# [Task requirements]
Which lines below hold the word "JSON"? Report each one.

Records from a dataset
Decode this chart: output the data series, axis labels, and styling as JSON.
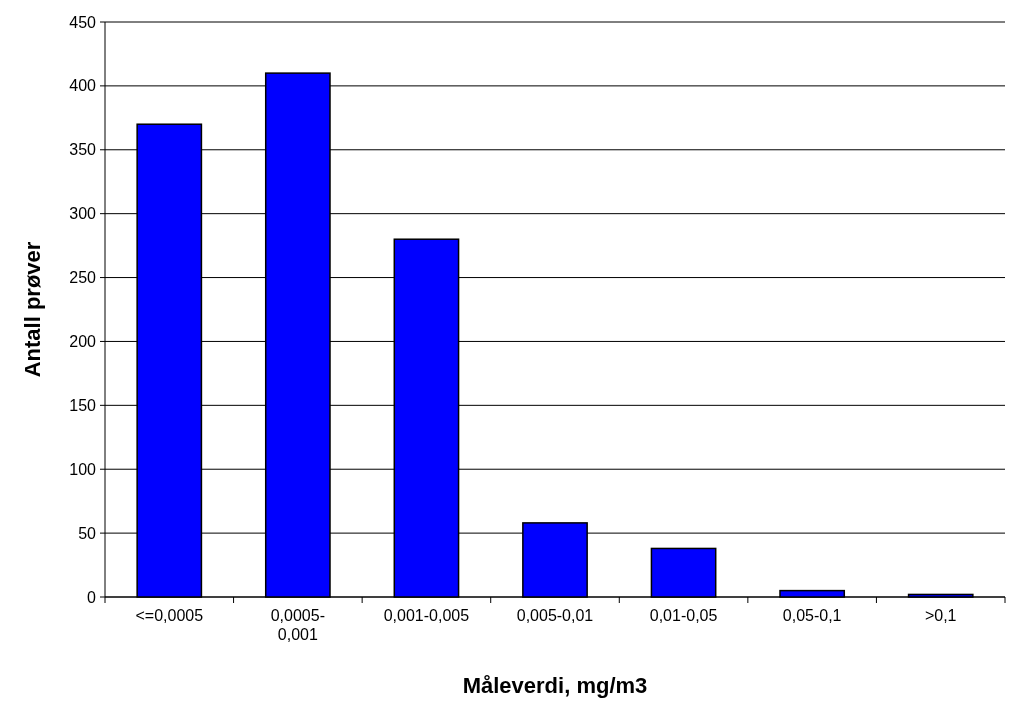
{
  "chart_data": {
    "type": "bar",
    "xlabel": "Måleverdi, mg/m3",
    "ylabel": "Antall prøver",
    "categories": [
      "<=0,0005",
      "0,0005-0,001",
      "0,001-0,005",
      "0,005-0,01",
      "0,01-0,05",
      "0,05-0,1",
      ">0,1"
    ],
    "values": [
      370,
      410,
      280,
      58,
      38,
      5,
      2
    ],
    "color": "#0000ff",
    "ylim": [
      0,
      450
    ],
    "yticks": [
      0,
      50,
      100,
      150,
      200,
      250,
      300,
      350,
      400,
      450
    ],
    "grid": "y"
  }
}
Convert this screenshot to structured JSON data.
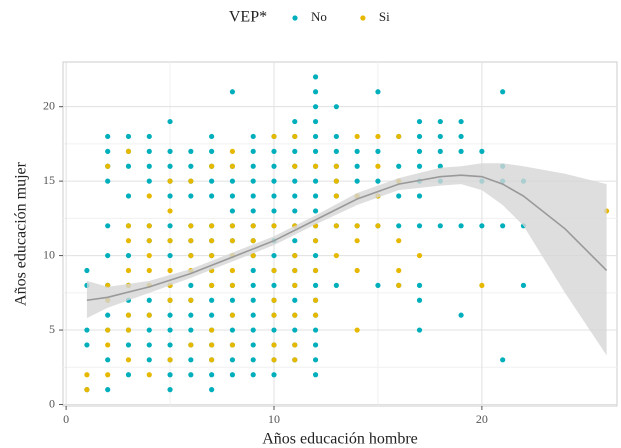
{
  "chart_data": {
    "type": "scatter",
    "xlabel": "Años educación hombre",
    "ylabel": "Años educación mujer",
    "legend_title": "VEP*",
    "legend": "top",
    "grid": true,
    "xlim": [
      -0.15,
      26.5
    ],
    "ylim": [
      -0.1,
      23
    ],
    "xticks": [
      0,
      10,
      20
    ],
    "yticks": [
      0,
      5,
      10,
      15,
      20
    ],
    "series": [
      {
        "name": "No",
        "color": "#00AFBB",
        "x": [
          1,
          1,
          1,
          1,
          1,
          2,
          2,
          2,
          2,
          2,
          2,
          2,
          2,
          2,
          2,
          2,
          2,
          3,
          3,
          3,
          3,
          3,
          3,
          3,
          3,
          3,
          3,
          3,
          3,
          4,
          4,
          4,
          4,
          4,
          4,
          4,
          4,
          4,
          4,
          4,
          4,
          5,
          5,
          5,
          5,
          5,
          5,
          5,
          5,
          5,
          5,
          5,
          5,
          5,
          5,
          5,
          5,
          6,
          6,
          6,
          6,
          6,
          6,
          6,
          6,
          6,
          6,
          6,
          6,
          6,
          6,
          7,
          7,
          7,
          7,
          7,
          7,
          7,
          7,
          7,
          7,
          7,
          7,
          7,
          7,
          7,
          7,
          7,
          8,
          8,
          8,
          8,
          8,
          8,
          8,
          8,
          8,
          8,
          8,
          8,
          8,
          8,
          8,
          9,
          9,
          9,
          9,
          9,
          9,
          9,
          9,
          9,
          9,
          9,
          9,
          9,
          9,
          9,
          9,
          9,
          10,
          10,
          10,
          10,
          10,
          10,
          10,
          10,
          10,
          10,
          10,
          10,
          10,
          10,
          10,
          10,
          10,
          11,
          11,
          11,
          11,
          11,
          11,
          11,
          11,
          11,
          11,
          11,
          11,
          11,
          11,
          11,
          11,
          11,
          12,
          12,
          12,
          12,
          12,
          12,
          12,
          12,
          12,
          12,
          12,
          12,
          12,
          12,
          12,
          12,
          12,
          12,
          12,
          12,
          12,
          13,
          13,
          13,
          13,
          13,
          13,
          13,
          13,
          14,
          14,
          14,
          14,
          14,
          15,
          15,
          15,
          15,
          15,
          15,
          16,
          16,
          16,
          16,
          16,
          16,
          17,
          17,
          17,
          17,
          17,
          17,
          17,
          17,
          17,
          17,
          18,
          18,
          18,
          18,
          18,
          18,
          19,
          19,
          19,
          19,
          19,
          20,
          20,
          20,
          21,
          21,
          21,
          21,
          21,
          22,
          22,
          22
        ],
        "values": [
          9,
          8,
          5,
          4,
          1,
          18,
          17,
          16,
          15,
          12,
          10,
          8,
          7,
          6,
          5,
          3,
          1,
          18,
          17,
          16,
          14,
          12,
          10,
          8,
          7,
          6,
          5,
          4,
          2,
          18,
          17,
          16,
          15,
          12,
          11,
          8,
          7,
          6,
          5,
          4,
          3,
          19,
          17,
          16,
          15,
          14,
          12,
          11,
          10,
          8,
          7,
          6,
          5,
          4,
          3,
          2,
          1,
          17,
          16,
          15,
          14,
          12,
          11,
          10,
          8,
          7,
          6,
          5,
          4,
          3,
          2,
          18,
          17,
          16,
          15,
          14,
          12,
          11,
          10,
          9,
          8,
          7,
          6,
          5,
          4,
          3,
          2,
          1,
          21,
          16,
          15,
          14,
          13,
          12,
          11,
          10,
          8,
          7,
          6,
          5,
          4,
          3,
          2,
          18,
          17,
          16,
          15,
          14,
          13,
          12,
          11,
          10,
          9,
          8,
          7,
          6,
          5,
          4,
          3,
          2,
          18,
          17,
          16,
          15,
          14,
          13,
          12,
          11,
          10,
          9,
          8,
          7,
          6,
          5,
          4,
          3,
          2,
          19,
          18,
          17,
          16,
          15,
          14,
          13,
          12,
          11,
          10,
          9,
          8,
          7,
          6,
          5,
          4,
          3,
          22,
          21,
          20,
          19,
          18,
          17,
          16,
          15,
          14,
          13,
          12,
          11,
          10,
          9,
          8,
          7,
          6,
          5,
          4,
          3,
          2,
          20,
          18,
          17,
          16,
          15,
          14,
          12,
          8,
          17,
          16,
          15,
          14,
          12,
          21,
          17,
          15,
          14,
          12,
          8,
          18,
          16,
          15,
          14,
          12,
          8,
          19,
          18,
          17,
          16,
          15,
          14,
          12,
          8,
          7,
          5,
          19,
          18,
          17,
          16,
          15,
          12,
          19,
          18,
          17,
          12,
          6,
          17,
          15,
          12,
          21,
          16,
          15,
          12,
          3,
          15,
          12,
          8
        ]
      },
      {
        "name": "Si",
        "color": "#E7B800",
        "x": [
          1,
          1,
          2,
          2,
          2,
          2,
          2,
          2,
          3,
          3,
          3,
          3,
          3,
          3,
          3,
          3,
          4,
          4,
          4,
          4,
          4,
          4,
          4,
          4,
          5,
          5,
          5,
          5,
          5,
          5,
          5,
          6,
          6,
          6,
          6,
          6,
          6,
          6,
          7,
          7,
          7,
          7,
          7,
          7,
          7,
          7,
          7,
          8,
          8,
          8,
          8,
          8,
          8,
          8,
          8,
          8,
          9,
          9,
          9,
          10,
          10,
          10,
          10,
          10,
          10,
          10,
          11,
          11,
          11,
          11,
          11,
          11,
          11,
          11,
          11,
          12,
          12,
          12,
          12,
          12,
          12,
          13,
          13,
          13,
          13,
          13,
          14,
          14,
          14,
          14,
          14,
          14,
          15,
          15,
          15,
          15,
          16,
          16,
          16,
          16,
          16,
          17,
          20,
          26
        ],
        "values": [
          2,
          1,
          16,
          8,
          7,
          5,
          4,
          2,
          17,
          12,
          11,
          9,
          8,
          6,
          5,
          3,
          14,
          12,
          11,
          10,
          9,
          8,
          6,
          2,
          15,
          13,
          11,
          9,
          8,
          7,
          3,
          15,
          12,
          11,
          10,
          9,
          7,
          4,
          16,
          12,
          11,
          10,
          9,
          8,
          5,
          4,
          3,
          17,
          16,
          12,
          11,
          10,
          9,
          8,
          6,
          4,
          12,
          11,
          10,
          18,
          12,
          9,
          7,
          6,
          4,
          3,
          18,
          16,
          12,
          10,
          9,
          8,
          6,
          4,
          3,
          16,
          12,
          11,
          9,
          7,
          6,
          16,
          15,
          14,
          12,
          10,
          18,
          14,
          12,
          11,
          9,
          5,
          18,
          16,
          14,
          12,
          18,
          15,
          11,
          9,
          8,
          10,
          8,
          13
        ]
      }
    ],
    "smooth": {
      "color": "#999999",
      "band_color": "#d6d6d6",
      "x": [
        1,
        2,
        4,
        6,
        8,
        10,
        12,
        14,
        16,
        18,
        19,
        20,
        21,
        22,
        24,
        26
      ],
      "values": [
        7.0,
        7.2,
        7.9,
        8.8,
        9.9,
        11.0,
        12.4,
        13.8,
        14.8,
        15.3,
        15.4,
        15.3,
        14.8,
        14.0,
        11.8,
        9.0
      ],
      "lower": [
        5.8,
        6.5,
        7.5,
        8.5,
        9.6,
        10.7,
        12.1,
        13.4,
        14.4,
        14.7,
        14.8,
        14.4,
        13.4,
        12.0,
        7.5,
        3.3
      ],
      "upper": [
        8.3,
        7.9,
        8.3,
        9.1,
        10.2,
        11.3,
        12.7,
        14.2,
        15.2,
        15.9,
        16.0,
        16.2,
        16.2,
        16.0,
        15.5,
        14.8
      ]
    }
  }
}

# [Result for this task]
Decode this chart: output the data series, axis labels, and styling as JSON.
Convert this screenshot to structured JSON data.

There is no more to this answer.